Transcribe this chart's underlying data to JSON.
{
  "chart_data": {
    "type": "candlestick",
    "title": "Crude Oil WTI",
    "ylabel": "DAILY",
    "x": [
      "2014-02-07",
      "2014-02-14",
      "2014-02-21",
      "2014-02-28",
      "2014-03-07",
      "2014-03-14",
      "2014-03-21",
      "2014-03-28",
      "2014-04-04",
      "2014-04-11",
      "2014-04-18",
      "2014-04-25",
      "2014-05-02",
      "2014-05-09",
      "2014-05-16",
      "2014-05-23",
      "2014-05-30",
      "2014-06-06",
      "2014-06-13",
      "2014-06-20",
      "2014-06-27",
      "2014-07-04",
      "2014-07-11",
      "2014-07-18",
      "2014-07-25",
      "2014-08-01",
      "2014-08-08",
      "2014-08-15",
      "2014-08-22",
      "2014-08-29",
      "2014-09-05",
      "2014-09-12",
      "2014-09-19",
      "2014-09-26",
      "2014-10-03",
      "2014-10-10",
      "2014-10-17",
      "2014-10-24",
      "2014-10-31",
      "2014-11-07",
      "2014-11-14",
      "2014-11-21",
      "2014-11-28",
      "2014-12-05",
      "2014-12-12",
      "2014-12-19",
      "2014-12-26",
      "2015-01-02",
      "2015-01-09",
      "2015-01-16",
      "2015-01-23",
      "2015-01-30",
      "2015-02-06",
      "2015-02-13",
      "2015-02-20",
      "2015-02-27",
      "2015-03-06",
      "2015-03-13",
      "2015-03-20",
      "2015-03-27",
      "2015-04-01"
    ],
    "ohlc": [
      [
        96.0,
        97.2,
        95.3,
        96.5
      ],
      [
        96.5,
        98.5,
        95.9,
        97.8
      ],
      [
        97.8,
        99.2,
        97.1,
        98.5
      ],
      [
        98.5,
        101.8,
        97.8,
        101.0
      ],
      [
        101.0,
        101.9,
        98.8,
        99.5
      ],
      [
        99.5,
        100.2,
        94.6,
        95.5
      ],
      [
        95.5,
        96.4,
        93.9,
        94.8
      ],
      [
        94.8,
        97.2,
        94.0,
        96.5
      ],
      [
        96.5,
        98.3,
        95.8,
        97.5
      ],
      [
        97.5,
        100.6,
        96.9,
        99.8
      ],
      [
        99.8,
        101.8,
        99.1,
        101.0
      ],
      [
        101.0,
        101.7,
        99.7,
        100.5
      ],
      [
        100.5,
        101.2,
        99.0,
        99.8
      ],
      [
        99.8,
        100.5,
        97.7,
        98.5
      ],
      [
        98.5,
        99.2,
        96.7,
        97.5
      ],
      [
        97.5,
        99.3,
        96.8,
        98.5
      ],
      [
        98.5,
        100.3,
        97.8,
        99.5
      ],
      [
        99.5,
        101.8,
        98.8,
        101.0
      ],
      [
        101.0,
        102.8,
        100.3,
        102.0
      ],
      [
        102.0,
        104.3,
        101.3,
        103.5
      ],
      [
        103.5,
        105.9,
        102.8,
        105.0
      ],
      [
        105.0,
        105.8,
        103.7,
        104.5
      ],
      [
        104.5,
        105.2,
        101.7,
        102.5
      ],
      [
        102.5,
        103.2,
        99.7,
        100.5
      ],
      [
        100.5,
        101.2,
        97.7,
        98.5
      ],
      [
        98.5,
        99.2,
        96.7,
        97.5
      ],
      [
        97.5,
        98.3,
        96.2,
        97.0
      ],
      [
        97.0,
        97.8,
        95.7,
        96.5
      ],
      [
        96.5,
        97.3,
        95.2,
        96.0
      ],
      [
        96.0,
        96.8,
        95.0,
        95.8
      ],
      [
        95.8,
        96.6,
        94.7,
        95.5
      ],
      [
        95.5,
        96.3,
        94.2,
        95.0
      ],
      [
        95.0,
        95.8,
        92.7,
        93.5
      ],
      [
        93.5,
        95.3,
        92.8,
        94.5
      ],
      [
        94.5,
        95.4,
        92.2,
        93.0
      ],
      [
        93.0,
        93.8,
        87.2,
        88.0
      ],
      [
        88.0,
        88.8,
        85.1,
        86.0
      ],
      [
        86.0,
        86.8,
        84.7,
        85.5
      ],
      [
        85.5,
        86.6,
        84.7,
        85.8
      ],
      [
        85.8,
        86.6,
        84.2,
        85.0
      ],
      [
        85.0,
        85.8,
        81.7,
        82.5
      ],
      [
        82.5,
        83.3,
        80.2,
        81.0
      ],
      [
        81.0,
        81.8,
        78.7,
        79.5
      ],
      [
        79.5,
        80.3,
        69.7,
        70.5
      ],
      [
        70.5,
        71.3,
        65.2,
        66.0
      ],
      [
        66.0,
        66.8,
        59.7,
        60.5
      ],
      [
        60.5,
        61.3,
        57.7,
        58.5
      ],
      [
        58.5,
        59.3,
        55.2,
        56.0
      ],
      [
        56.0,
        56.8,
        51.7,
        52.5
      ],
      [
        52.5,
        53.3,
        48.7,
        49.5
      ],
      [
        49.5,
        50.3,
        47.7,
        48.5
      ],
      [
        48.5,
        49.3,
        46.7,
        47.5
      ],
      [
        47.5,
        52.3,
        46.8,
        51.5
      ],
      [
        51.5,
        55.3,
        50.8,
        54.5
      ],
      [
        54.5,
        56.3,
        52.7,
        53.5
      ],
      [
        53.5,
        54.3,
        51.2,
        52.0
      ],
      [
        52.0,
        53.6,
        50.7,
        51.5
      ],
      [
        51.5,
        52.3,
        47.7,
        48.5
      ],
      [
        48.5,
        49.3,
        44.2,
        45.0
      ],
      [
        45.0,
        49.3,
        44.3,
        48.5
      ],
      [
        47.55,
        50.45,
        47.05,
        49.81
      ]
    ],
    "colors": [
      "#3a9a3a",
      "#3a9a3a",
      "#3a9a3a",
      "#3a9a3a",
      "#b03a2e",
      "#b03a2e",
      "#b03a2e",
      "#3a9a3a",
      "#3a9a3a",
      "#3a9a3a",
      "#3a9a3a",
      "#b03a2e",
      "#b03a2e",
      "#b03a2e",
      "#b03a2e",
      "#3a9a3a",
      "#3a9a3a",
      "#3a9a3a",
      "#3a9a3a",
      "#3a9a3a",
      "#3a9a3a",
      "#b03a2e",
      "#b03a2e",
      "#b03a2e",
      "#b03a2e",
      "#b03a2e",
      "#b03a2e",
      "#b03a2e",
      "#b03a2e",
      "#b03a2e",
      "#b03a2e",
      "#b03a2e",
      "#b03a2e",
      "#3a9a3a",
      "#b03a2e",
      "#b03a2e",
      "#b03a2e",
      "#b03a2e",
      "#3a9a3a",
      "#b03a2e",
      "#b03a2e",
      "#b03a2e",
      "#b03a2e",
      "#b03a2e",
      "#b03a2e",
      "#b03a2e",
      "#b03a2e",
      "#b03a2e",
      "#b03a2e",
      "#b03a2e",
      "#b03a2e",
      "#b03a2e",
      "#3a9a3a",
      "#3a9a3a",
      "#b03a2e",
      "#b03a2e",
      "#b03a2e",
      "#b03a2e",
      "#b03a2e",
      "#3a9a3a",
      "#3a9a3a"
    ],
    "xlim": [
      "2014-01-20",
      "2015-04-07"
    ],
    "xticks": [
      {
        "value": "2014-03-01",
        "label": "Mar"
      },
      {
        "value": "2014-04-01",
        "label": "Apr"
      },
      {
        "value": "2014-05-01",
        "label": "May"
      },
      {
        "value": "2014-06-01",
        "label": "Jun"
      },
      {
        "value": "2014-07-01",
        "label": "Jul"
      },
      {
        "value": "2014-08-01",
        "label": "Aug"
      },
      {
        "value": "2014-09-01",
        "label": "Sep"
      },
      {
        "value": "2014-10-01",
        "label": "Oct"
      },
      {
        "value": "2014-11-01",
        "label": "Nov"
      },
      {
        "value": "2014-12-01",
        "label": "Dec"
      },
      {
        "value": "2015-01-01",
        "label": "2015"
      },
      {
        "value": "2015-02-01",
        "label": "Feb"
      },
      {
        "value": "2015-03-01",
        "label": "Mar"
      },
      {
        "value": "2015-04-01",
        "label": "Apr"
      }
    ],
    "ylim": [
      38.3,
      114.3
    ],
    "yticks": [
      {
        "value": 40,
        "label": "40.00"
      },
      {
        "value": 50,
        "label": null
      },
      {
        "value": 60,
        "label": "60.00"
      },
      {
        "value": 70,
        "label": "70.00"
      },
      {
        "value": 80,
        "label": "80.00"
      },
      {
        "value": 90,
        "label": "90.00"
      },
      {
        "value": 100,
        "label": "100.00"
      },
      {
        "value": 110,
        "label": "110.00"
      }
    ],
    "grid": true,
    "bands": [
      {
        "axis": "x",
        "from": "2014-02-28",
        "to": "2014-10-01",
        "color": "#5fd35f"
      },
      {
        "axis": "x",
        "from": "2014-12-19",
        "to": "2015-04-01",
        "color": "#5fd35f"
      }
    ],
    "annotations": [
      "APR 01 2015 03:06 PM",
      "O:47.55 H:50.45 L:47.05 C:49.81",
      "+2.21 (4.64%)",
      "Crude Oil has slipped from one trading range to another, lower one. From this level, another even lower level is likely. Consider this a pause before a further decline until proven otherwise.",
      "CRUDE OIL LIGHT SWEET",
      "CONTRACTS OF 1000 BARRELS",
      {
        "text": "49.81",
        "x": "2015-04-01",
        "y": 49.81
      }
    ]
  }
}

Problem to work on –
Scan the material for lines with the word "from", and copy each line you find.

Written response –
        "from": "2014-02-28",
        "from": "2014-12-19",
      "Crude Oil has slipped from one trading range to another, lower one. From this level, another even lower level is likely. Consider this a pause before a further decline until proven otherwise.",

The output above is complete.